## TO DO:
Answer these questions using the article on companies under the Gupta leaks spotlight.
1. How much did SAP's South African operation admit paying in bribes to Gupta-linked associates?
2. Who was the lead partner on the Gupta account at Bell Pottinger?
3. To what amount did MultiChoice allegedly raise its annual payment to ANN7?

## SUPPLIED PASSAGE:
28/11/2017 04:01 GMT | Updated 28/11/2017 05:06 GMT

McKinsey, Bell Pottinger, KPMG And Now MultiChoice: What NOT To Do Under Gupta Leaks Spotlight

"A company needs to understand that it is not so much about what they need to say, but what the public needs to hear."

Mike Hutchings / Reuters
MultiChoice owns DStv and M-Net.


MultiChoice is the latest company staring down the long barrel of a loaded Gupta gun that's aimed directly at the conglomerate's brand.

That same metaphorical gun, packed with allegations of dodgy business links to the controversial family and its associates, has already critically injured firms like McKinsey, KPMG, Bell Pottinger and SAP.

Those companies reacted similarly when allegations of underhanded business links to the Guptas first emerged: denial; an internal investigation; an accountability-lacking report; the axe falling on some employees' heads and lastly, an unconditional apology. Then, embarrassed silence.

Here's what not to do when you're in the Gupta spotlight.

  • Five months ago, Software company SAP denied paying kickbacks to a Gupta-linked company and said it would investigate media reports which showed it agreed to pay a 10 percent "sales commission" to clench Transnet contracts. In October, co-president of global customer relations‚ Adaire Fox-Martin‚ said an internal investigation found there was misconduct in issues relating to the management of Gupta-related third parties. The company instituted formal disciplinary proceedings against three employees and apologised "wholeheartedly". It later admitted that its South African operation paid about R107 million in bribes to Gupta-linked associates to secure contracts at Transnet and Eskom.
  • When Bell Pottinger was accused of sowing racial division in South Africa through a social media campaign orchestrated on behalf of the Guptas, then CEO James Henderson said, in an interview with BBC Radio 4, that they were being "called guilty before any real evidence has been shown". Atul Gupta also denied any links with the social media project. A few months later, The Public Relations and Communications Association stripped Bell Pottinger of its membership, calling the incident "the most awful piece of PR malpractice". The lead partner on the Gupta account, Victoria Geoghegan, was fired and three others suspended. The firm also issued a "full, unequivocal and absolute" apology. The company has since collapsed.
  • Consultancy firm McKinsey initially denied subcontracting 30 percent of its business with Eskom to the Gupta-linked Trillian. After an investigation, it then conceded that some of its administrative processes were not followed. The company resolved to pay back the fees it charged to Eskom (should it be found that the deal was unlawful) and has suspended doing work for state-owned enterprises.
  • Auditing company KPMG also refuted allegations it was involved in, or condoned, any alleged money laundering activities amid claims of Gupta-linked corruption. After KPMG International conducted an investigation into its local branch, it found "work that fell considerably short of [its] standards". Trevor Hoole, its CEO at the time, tendered his resignation and a number of leadership changes were made. An investigation by the South African Institute of Chartered Accountants (SAICA) into the matter is currently underway.

Last week, News24 reported that Naspers-owned MultiChoice allegedly made a once-off payment of R25 million to ANN7 -- which the Guptas sold in August to Mzwanele Manyi -- and increased its annual payment to the broadcaster from R50 million to R141 million.

## Items listed in a dataset:

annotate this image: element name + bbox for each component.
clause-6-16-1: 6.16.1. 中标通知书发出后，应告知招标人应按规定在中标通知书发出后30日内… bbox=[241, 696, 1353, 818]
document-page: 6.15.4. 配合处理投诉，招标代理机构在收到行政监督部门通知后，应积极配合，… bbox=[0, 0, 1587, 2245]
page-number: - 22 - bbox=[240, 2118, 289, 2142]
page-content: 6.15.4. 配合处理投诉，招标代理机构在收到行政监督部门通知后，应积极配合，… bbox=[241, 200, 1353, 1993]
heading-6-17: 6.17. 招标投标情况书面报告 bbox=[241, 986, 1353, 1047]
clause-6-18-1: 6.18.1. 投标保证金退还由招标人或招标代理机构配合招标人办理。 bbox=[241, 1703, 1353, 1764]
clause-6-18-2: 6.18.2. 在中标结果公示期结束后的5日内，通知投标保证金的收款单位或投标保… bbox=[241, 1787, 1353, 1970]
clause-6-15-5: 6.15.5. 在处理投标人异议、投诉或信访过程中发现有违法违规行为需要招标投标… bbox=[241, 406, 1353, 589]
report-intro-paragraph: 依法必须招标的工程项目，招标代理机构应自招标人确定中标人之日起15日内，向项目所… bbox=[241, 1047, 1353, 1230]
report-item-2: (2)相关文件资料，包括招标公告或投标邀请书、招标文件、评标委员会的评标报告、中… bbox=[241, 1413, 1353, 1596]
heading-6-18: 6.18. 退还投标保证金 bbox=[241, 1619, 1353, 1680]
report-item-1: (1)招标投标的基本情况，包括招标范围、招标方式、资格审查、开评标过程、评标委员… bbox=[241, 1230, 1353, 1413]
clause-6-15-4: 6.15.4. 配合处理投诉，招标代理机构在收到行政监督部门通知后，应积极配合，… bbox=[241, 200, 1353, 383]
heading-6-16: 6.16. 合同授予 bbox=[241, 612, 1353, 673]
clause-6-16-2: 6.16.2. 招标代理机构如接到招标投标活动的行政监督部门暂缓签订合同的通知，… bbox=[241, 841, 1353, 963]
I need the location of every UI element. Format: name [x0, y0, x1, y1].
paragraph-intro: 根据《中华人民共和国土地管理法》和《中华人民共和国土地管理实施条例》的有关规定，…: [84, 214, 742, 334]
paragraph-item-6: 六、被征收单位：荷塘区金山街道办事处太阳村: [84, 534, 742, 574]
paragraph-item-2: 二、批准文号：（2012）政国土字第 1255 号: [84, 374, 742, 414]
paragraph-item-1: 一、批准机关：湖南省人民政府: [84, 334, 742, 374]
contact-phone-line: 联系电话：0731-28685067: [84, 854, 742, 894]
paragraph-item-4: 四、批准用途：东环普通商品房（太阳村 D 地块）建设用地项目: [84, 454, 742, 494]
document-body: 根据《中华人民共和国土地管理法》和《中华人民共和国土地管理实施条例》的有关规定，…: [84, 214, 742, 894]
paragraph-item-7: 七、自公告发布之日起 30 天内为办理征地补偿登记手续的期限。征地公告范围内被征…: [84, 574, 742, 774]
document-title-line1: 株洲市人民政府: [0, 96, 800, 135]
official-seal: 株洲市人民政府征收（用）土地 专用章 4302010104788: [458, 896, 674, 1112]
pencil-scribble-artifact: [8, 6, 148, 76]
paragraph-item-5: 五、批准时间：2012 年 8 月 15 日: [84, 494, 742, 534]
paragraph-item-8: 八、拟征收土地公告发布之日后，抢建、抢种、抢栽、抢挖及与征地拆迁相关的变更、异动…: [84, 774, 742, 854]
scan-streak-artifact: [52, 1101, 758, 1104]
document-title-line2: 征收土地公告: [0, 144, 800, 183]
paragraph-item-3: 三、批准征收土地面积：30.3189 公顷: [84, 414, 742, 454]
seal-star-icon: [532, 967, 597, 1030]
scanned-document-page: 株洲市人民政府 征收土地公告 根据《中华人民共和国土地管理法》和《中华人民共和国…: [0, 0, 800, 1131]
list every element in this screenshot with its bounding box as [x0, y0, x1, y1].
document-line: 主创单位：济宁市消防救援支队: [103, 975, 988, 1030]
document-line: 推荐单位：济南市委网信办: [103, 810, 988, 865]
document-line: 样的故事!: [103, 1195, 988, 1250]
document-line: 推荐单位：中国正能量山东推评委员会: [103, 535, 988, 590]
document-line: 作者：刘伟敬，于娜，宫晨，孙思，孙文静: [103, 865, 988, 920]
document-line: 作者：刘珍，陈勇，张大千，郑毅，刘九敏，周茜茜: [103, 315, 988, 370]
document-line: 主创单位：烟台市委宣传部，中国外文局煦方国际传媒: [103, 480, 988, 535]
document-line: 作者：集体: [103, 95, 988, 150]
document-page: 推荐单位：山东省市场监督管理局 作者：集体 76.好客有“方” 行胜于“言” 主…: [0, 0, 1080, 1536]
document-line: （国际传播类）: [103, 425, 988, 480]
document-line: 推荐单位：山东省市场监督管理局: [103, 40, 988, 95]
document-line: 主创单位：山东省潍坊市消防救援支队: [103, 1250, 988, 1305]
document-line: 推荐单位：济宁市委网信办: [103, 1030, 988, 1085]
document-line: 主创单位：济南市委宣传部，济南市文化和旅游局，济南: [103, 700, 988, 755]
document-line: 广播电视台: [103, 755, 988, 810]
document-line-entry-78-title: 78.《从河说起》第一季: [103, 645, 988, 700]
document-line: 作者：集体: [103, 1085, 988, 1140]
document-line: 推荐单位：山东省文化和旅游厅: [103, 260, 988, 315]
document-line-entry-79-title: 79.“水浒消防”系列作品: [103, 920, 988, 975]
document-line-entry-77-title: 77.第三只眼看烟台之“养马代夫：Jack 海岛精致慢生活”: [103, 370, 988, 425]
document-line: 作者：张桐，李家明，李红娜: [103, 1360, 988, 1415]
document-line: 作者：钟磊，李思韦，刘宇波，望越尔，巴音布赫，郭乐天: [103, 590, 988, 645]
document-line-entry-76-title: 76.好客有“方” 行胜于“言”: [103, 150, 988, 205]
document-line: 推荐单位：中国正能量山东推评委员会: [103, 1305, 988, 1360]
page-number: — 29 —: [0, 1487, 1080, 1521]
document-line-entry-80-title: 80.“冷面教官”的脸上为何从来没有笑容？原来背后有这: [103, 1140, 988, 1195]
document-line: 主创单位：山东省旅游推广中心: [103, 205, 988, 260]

## TASK RESPONSE:
1. About R107 million
2. Victoria Geoghegan
3. R141 million